## start PROVIDED MATERIAL

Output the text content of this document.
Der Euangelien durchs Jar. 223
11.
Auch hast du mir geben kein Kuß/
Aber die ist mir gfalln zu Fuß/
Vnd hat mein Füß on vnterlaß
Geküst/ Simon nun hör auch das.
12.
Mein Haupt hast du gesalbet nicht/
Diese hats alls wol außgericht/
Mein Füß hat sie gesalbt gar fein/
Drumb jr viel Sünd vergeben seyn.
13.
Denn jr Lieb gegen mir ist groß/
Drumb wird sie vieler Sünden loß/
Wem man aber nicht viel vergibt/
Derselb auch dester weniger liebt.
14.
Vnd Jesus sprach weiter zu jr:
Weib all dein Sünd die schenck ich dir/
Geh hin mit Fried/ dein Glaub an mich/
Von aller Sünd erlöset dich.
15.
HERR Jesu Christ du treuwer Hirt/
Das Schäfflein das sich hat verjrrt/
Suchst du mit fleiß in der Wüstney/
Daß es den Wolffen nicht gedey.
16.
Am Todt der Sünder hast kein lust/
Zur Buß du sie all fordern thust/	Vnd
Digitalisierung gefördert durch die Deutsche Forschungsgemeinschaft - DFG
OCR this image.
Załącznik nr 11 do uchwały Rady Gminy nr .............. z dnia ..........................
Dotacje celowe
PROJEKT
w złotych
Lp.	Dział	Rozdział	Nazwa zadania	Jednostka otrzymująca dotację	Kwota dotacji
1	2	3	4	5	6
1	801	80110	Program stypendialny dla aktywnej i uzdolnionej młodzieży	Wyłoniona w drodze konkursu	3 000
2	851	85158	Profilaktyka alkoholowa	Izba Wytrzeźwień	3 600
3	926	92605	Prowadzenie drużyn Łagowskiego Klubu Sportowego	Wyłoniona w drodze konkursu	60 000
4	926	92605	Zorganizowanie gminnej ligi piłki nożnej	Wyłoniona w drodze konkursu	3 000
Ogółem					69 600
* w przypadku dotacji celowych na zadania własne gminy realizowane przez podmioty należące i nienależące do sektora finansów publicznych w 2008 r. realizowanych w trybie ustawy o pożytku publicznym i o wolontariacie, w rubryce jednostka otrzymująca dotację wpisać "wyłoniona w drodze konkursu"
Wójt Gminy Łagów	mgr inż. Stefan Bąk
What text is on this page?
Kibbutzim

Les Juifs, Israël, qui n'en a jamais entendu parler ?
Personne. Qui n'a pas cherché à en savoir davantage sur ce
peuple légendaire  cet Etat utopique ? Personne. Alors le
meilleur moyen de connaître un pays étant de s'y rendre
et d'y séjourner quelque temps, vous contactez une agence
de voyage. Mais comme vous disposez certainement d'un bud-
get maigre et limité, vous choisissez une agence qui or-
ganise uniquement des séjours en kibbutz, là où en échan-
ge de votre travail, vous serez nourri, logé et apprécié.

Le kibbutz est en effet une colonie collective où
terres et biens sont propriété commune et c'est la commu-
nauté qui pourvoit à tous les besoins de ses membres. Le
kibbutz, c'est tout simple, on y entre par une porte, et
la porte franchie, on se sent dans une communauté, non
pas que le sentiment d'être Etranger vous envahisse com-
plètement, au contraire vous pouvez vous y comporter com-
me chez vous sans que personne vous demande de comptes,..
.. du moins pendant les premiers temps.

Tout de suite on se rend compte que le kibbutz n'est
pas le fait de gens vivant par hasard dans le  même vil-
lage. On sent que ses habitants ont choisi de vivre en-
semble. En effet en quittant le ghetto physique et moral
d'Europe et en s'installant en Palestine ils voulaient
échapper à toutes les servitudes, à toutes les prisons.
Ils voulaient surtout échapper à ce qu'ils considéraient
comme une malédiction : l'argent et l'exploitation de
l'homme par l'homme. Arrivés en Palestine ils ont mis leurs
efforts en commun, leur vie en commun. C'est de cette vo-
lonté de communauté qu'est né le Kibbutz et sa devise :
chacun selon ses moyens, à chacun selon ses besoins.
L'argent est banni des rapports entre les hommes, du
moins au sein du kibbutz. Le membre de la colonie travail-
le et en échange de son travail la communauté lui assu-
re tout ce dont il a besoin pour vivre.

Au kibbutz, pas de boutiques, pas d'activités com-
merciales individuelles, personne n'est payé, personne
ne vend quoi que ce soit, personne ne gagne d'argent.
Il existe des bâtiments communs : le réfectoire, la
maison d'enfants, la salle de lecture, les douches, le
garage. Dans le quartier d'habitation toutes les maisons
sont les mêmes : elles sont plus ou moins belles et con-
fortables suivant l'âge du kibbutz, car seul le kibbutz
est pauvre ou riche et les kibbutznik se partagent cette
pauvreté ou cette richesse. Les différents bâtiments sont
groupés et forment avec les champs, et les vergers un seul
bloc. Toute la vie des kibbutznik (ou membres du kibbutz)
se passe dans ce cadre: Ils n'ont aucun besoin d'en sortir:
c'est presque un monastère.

## end PROVIDED MATERIAL

→ WHAT TO WORK ON
Transcribe the material exactly as it reads.

→ REPLY TO THE TASK
Output the text content of this document.
Der Euangelien durchs Jar. 223
11.
Auch hast du mir geben kein Kuß/
Aber die ist mir gfalln zu Fuß/
Vnd hat mein Füß on vnterlaß
Geküst/ Simon nun hör auch das.
12.
Mein Haupt hast du gesalbet nicht/
Diese hats alls wol außgericht/
Mein Füß hat sie gesalbt gar fein/
Drumb jr viel Sünd vergeben seyn.
13.
Denn jr Lieb gegen mir ist groß/
Drumb wird sie vieler Sünden loß/
Wem man aber nicht viel vergibt/
Derselb auch dester weniger liebt.
14.
Vnd Jesus sprach weiter zu jr:
Weib all dein Sünd die schenck ich dir/
Geh hin mit Fried/ dein Glaub an mich/
Von aller Sünd erlöset dich.
15.
HERR Jesu Christ du treuwer Hirt/
Das Schäfflein das sich hat verjrrt/
Suchst du mit fleiß in der Wüstney/
Daß es den Wolffen nicht gedey.
16.
Am Todt der Sünder hast kein lust/
Zur Buß du sie all fordern thust/	Vnd
Digitalisierung gefördert durch die Deutsche Forschungsgemeinschaft - DFG
OCR this image.
Załącznik nr 11 do uchwały Rady Gminy nr .............. z dnia ..........................
Dotacje celowe
PROJEKT
w złotych
Lp.	Dział	Rozdział	Nazwa zadania	Jednostka otrzymująca dotację	Kwota dotacji
1	2	3	4	5	6
1	801	80110	Program stypendialny dla aktywnej i uzdolnionej młodzieży	Wyłoniona w drodze konkursu	3 000
2	851	85158	Profilaktyka alkoholowa	Izba Wytrzeźwień	3 600
3	926	92605	Prowadzenie drużyn Łagowskiego Klubu Sportowego	Wyłoniona w drodze konkursu	60 000
4	926	92605	Zorganizowanie gminnej ligi piłki nożnej	Wyłoniona w drodze konkursu	3 000
Ogółem					69 600
* w przypadku dotacji celowych na zadania własne gminy realizowane przez podmioty należące i nienależące do sektora finansów publicznych w 2008 r. realizowanych w trybie ustawy o pożytku publicznym i o wolontariacie, w rubryce jednostka otrzymująca dotację wpisać "wyłoniona w drodze konkursu"
Wójt Gminy Łagów	mgr inż. Stefan Bąk
What text is on this page?
Kibbutzim

Les Juifs, Israël, qui n'en a jamais entendu parler ?
Personne. Qui n'a pas cherché à en savoir davantage sur ce
peuple légendaire  cet Etat utopique ? Personne. Alors le
meilleur moyen de connaître un pays étant de s'y rendre
et d'y séjourner quelque temps, vous contactez une agence
de voyage. Mais comme vous disposez certainement d'un bud-
get maigre et limité, vous choisissez une agence qui or-
ganise uniquement des séjours en kibbutz, là où en échan-
ge de votre travail, vous serez nourri, logé et apprécié.

Le kibbutz est en effet une colonie collective où
terres et biens sont propriété commune et c'est la commu-
nauté qui pourvoit à tous les besoins de ses membres. Le
kibbutz, c'est tout simple, on y entre par une porte, et
la porte franchie, on se sent dans une communauté, non
pas que le sentiment d'être Etranger vous envahisse com-
plètement, au contraire vous pouvez vous y comporter com-
me chez vous sans que personne vous demande de comptes,..
.. du moins pendant les premiers temps.

Tout de suite on se rend compte que le kibbutz n'est
pas le fait de gens vivant par hasard dans le  même vil-
lage. On sent que ses habitants ont choisi de vivre en-
semble. En effet en quittant le ghetto physique et moral
d'Europe et en s'installant en Palestine ils voulaient
échapper à toutes les servitudes, à toutes les prisons.
Ils voulaient surtout échapper à ce qu'ils considéraient
comme une malédiction : l'argent et l'exploitation de
l'homme par l'homme. Arrivés en Palestine ils ont mis leurs
efforts en commun, leur vie en commun. C'est de cette vo-
lonté de communauté qu'est né le Kibbutz et sa devise :
chacun selon ses moyens, à chacun selon ses besoins.
L'argent est banni des rapports entre les hommes, du
moins au sein du kibbutz. Le membre de la colonie travail-
le et en échange de son travail la communauté lui assu-
re tout ce dont il a besoin pour vivre.

Au kibbutz, pas de boutiques, pas d'activités com-
merciales individuelles, personne n'est payé, personne
ne vend quoi que ce soit, personne ne gagne d'argent.
Il existe des bâtiments communs : le réfectoire, la
maison d'enfants, la salle de lecture, les douches, le
garage. Dans le quartier d'habitation toutes les maisons
sont les mêmes : elles sont plus ou moins belles et con-
fortables suivant l'âge du kibbutz, car seul le kibbutz
est pauvre ou riche et les kibbutznik se partagent cette
pauvreté ou cette richesse. Les différents bâtiments sont
groupés et forment avec les champs, et les vergers un seul
bloc. Toute la vie des kibbutznik (ou membres du kibbutz)
se passe dans ce cadre: Ils n'ont aucun besoin d'en sortir:
c'est presque un monastère.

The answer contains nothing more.